══ Records supplied ══

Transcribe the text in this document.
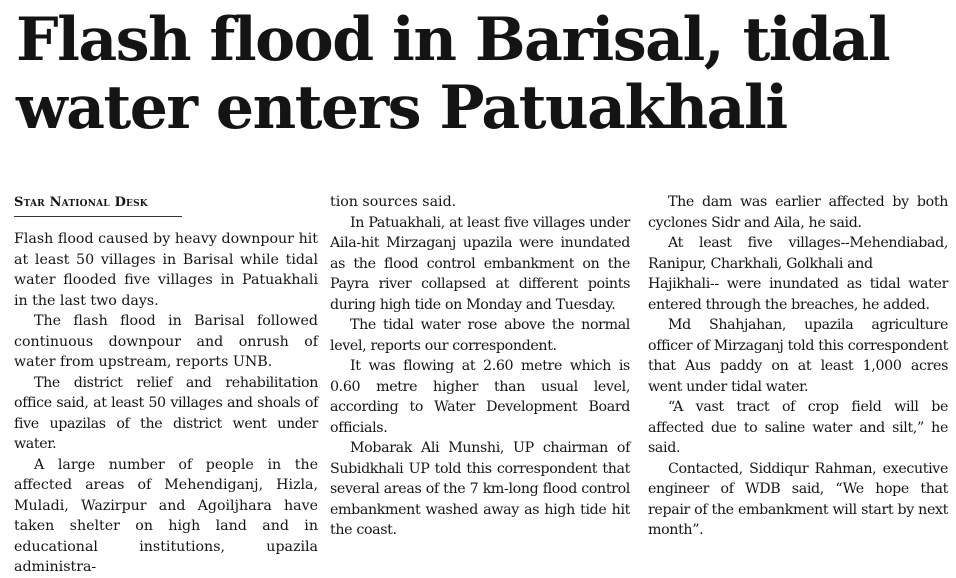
Flash flood in Barisal, tidal
water enters Patuakhali
Star National Desk

Flash flood caused by heavy downpour hit at least 50 villages in Barisal while tidal water flooded five villages in Patuakhali in the last two days.

The flash flood in Barisal followed continuous downpour and onrush of water from upstream, reports UNB.

The district relief and rehabilitation office said, at least 50 villages and shoals of five upazilas of the district went under water.

A large number of people in the affected areas of Mehendiganj, Hizla, Muladi, Wazirpur and Agoiljhara have taken shelter on high land and in educational institutions, upazila administra-

tion sources said.

In Patuakhali, at least five villages under Aila-hit Mirzaganj upazila were inundated as the flood control embankment on the Payra river collapsed at different points during high tide on Monday and Tuesday.

The tidal water rose above the normal level, reports our correspondent.

It was flowing at 2.60 metre which is 0.60 metre higher than usual level, according to Water Development Board officials.

Mobarak Ali Munshi, UP chairman of Subidkhali UP told this correspondent that several areas of the 7 km-long flood control embankment washed away as high tide hit the coast.

The dam was earlier affected by both cyclones Sidr and Aila, he said.

At least five villages--Mehendiabad, Ranipur, Charkhali, Golkhali and

Hajikhali-- were inundated as tidal water entered through the breaches, he added.

Md Shahjahan, upazila agriculture officer of Mirzaganj told this correspondent that Aus paddy on at least 1,000 acres went under tidal water.

“A vast tract of crop field will be affected due to saline water and silt,” he said.

Contacted, Siddiqur Rahman, executive engineer of WDB said, “We hope that repair of the embankment will start by next month”.
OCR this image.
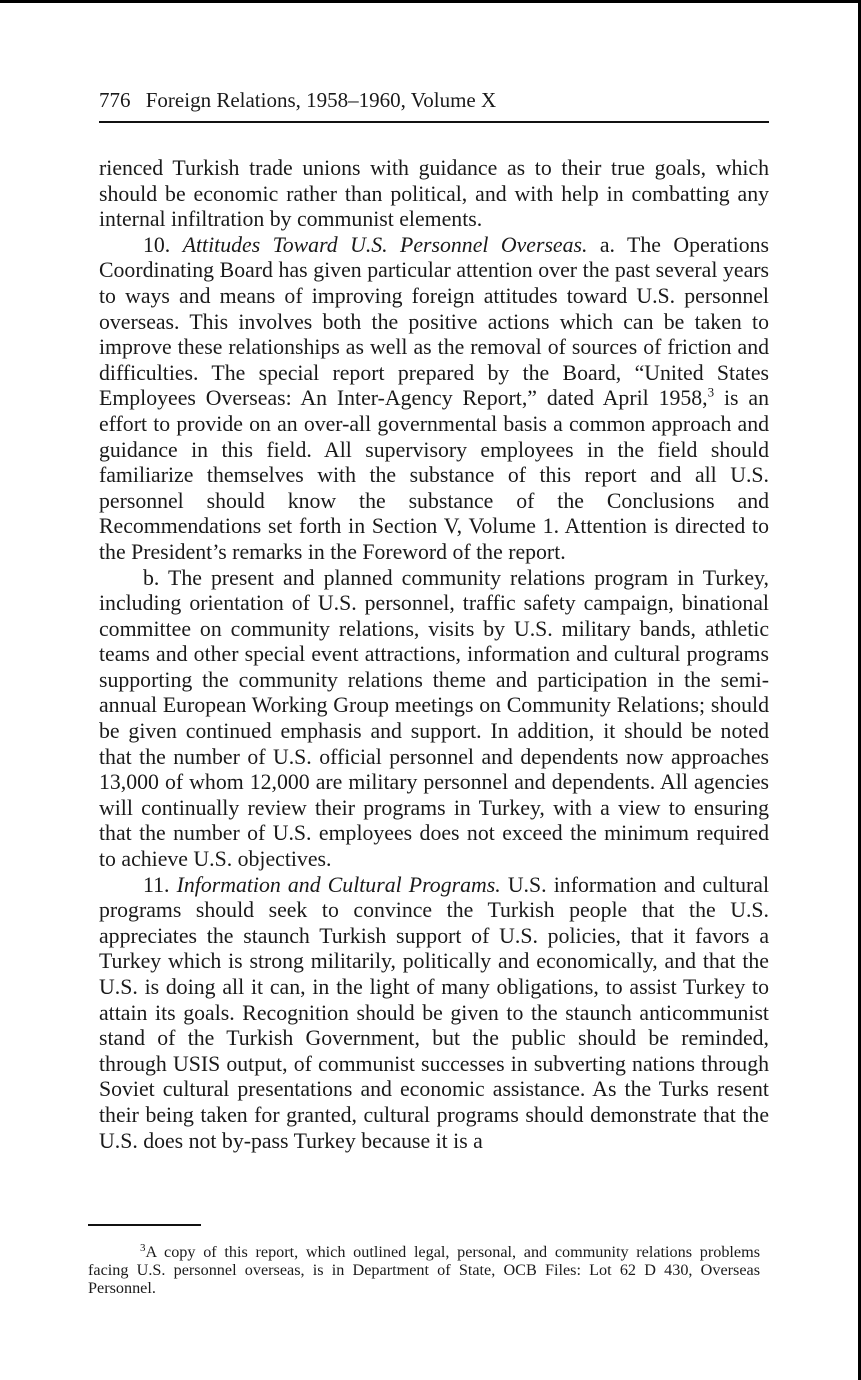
776 Foreign Relations, 1958–1960, Volume X

rienced Turkish trade unions with guidance as to their true goals, which should be economic rather than political, and with help in combatting any internal infiltration by communist elements.

10. Attitudes Toward U.S. Personnel Overseas. a. The Operations Coordinating Board has given particular attention over the past several years to ways and means of improving foreign attitudes toward U.S. personnel overseas. This involves both the positive actions which can be taken to improve these relationships as well as the removal of sources of friction and difficulties. The special report prepared by the Board, “United States Employees Overseas: An Inter-Agency Report,” dated April 1958,$^3$ is an effort to provide on an over-all governmental basis a common approach and guidance in this field. All supervisory employees in the field should familiarize themselves with the substance of this report and all U.S. personnel should know the substance of the Conclusions and Recommendations set forth in Section V, Volume 1. Attention is directed to the President’s remarks in the Foreword of the report.

b. The present and planned community relations program in Turkey, including orientation of U.S. personnel, traffic safety campaign, binational committee on community relations, visits by U.S. military bands, athletic teams and other special event attractions, information and cultural programs supporting the community relations theme and participation in the semi-annual European Working Group meetings on Community Relations; should be given continued emphasis and support. In addition, it should be noted that the number of U.S. official personnel and dependents now approaches 13,000 of whom 12,000 are military personnel and dependents. All agencies will continually review their programs in Turkey, with a view to ensuring that the number of U.S. employees does not exceed the minimum required to achieve U.S. objectives.

11. Information and Cultural Programs. U.S. information and cultural programs should seek to convince the Turkish people that the U.S. appreciates the staunch Turkish support of U.S. policies, that it favors a Turkey which is strong militarily, politically and economically, and that the U.S. is doing all it can, in the light of many obligations, to assist Turkey to attain its goals. Recognition should be given to the staunch anticommunist stand of the Turkish Government, but the public should be reminded, through USIS output, of communist successes in subverting nations through Soviet cultural presentations and economic assistance. As the Turks resent their being taken for granted, cultural programs should demonstrate that the U.S. does not by-pass Turkey because it is a

$^3$A copy of this report, which outlined legal, personal, and community relations problems facing U.S. personnel overseas, is in Department of State, OCB Files: Lot 62 D 430, Overseas Personnel.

═══

■ **Work instructions**: Show all lines from the listing above in which "Patuakhali" appears.

■ **Task answer**:
water enters Patuakhali
Flash flood caused by heavy downpour hit at least 50 villages in Barisal while tidal water flooded five villages in Patuakhali in the last two days.
In Patuakhali, at least five villages under Aila-hit Mirzaganj upazila were inundated as the flood control embankment on the Payra river collapsed at different points during high tide on Monday and Tuesday.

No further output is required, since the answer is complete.